## SUPPLIED MATERIAL

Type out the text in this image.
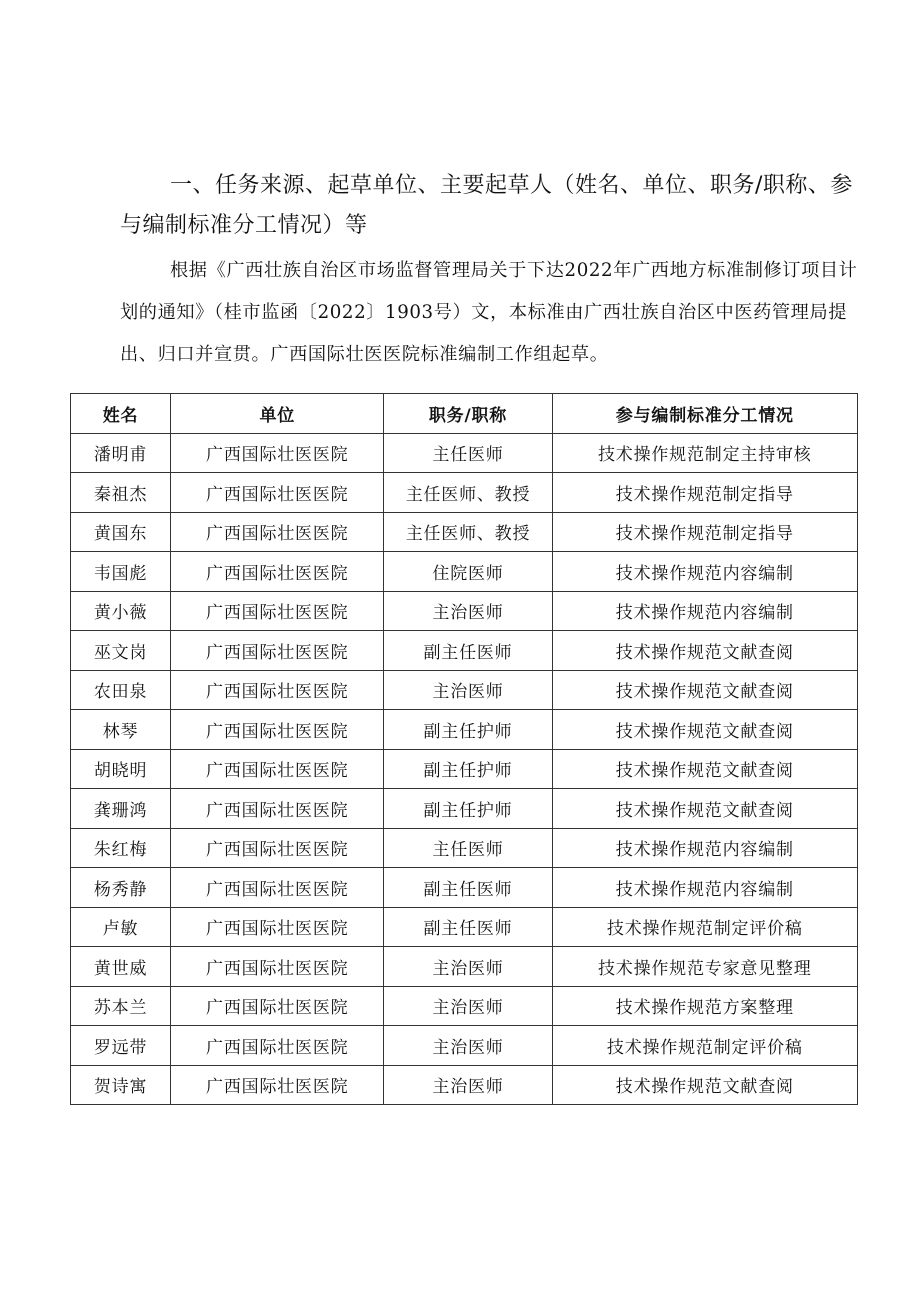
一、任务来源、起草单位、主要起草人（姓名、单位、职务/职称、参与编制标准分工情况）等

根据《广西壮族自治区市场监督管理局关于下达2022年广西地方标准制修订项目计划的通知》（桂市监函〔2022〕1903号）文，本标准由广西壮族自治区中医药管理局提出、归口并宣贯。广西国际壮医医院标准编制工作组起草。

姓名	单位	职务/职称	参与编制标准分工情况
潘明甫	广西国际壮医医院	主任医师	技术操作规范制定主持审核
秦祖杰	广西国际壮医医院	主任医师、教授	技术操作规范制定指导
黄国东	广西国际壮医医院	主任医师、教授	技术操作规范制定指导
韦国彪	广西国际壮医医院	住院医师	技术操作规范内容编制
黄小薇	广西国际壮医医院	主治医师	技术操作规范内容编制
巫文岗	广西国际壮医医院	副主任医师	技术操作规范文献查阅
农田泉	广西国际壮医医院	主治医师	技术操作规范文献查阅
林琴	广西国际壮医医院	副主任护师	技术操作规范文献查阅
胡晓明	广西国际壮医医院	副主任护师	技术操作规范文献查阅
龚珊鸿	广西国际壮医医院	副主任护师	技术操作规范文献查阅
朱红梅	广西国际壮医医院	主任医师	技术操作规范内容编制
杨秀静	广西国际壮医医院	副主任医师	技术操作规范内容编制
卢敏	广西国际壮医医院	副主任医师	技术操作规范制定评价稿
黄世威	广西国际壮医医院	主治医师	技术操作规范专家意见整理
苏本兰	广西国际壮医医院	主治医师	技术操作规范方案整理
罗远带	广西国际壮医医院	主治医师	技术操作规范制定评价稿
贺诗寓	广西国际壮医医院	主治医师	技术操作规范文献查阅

## STATED PROBLEM
Pull every line containing the word "技术操作规范文献查阅" out of the entries above.

## TASK ANSWER
巫文岗	广西国际壮医医院	副主任医师	技术操作规范文献查阅
农田泉	广西国际壮医医院	主治医师	技术操作规范文献查阅
林琴	广西国际壮医医院	副主任护师	技术操作规范文献查阅
胡晓明	广西国际壮医医院	副主任护师	技术操作规范文献查阅
龚珊鸿	广西国际壮医医院	副主任护师	技术操作规范文献查阅
贺诗寓	广西国际壮医医院	主治医师	技术操作规范文献查阅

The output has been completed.